Your instructions:
Return the whole listing exactly as it stands.

Materials provided:
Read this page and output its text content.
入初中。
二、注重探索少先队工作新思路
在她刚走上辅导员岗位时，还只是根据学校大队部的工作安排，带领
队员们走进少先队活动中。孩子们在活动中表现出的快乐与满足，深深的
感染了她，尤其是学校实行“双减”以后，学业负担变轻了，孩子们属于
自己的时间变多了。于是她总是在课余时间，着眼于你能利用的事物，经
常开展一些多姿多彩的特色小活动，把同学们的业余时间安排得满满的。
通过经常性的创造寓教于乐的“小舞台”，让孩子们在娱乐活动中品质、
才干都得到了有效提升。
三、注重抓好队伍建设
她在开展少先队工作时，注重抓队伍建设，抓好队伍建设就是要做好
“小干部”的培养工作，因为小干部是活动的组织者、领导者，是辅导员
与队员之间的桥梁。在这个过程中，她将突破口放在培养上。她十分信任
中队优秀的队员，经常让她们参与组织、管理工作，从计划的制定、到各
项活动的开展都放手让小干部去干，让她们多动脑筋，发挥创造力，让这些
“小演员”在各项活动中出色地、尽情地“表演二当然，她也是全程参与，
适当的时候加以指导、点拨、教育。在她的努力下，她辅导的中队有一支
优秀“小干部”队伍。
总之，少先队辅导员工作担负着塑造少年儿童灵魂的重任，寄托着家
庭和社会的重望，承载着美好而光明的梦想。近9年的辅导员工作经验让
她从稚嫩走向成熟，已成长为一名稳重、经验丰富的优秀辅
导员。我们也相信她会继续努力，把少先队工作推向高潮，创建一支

Exercise solution:
Read this page and output its text content.
入初中。
二、注重探索少先队工作新思路
在她刚走上辅导员岗位时，还只是根据学校大队部的工作安排，带领
队员们走进少先队活动中。孩子们在活动中表现出的快乐与满足，深深的
感染了她，尤其是学校实行“双减”以后，学业负担变轻了，孩子们属于
自己的时间变多了。于是她总是在课余时间，着眼于你能利用的事物，经
常开展一些多姿多彩的特色小活动，把同学们的业余时间安排得满满的。
通过经常性的创造寓教于乐的“小舞台”，让孩子们在娱乐活动中品质、
才干都得到了有效提升。
三、注重抓好队伍建设
她在开展少先队工作时，注重抓队伍建设，抓好队伍建设就是要做好
“小干部”的培养工作，因为小干部是活动的组织者、领导者，是辅导员
与队员之间的桥梁。在这个过程中，她将突破口放在培养上。她十分信任
中队优秀的队员，经常让她们参与组织、管理工作，从计划的制定、到各
项活动的开展都放手让小干部去干，让她们多动脑筋，发挥创造力，让这些
“小演员”在各项活动中出色地、尽情地“表演二当然，她也是全程参与，
适当的时候加以指导、点拨、教育。在她的努力下，她辅导的中队有一支
优秀“小干部”队伍。
总之，少先队辅导员工作担负着塑造少年儿童灵魂的重任，寄托着家
庭和社会的重望，承载着美好而光明的梦想。近9年的辅导员工作经验让
她从稚嫩走向成熟，已成长为一名稳重、经验丰富的优秀辅
导员。我们也相信她会继续努力，把少先队工作推向高潮，创建一支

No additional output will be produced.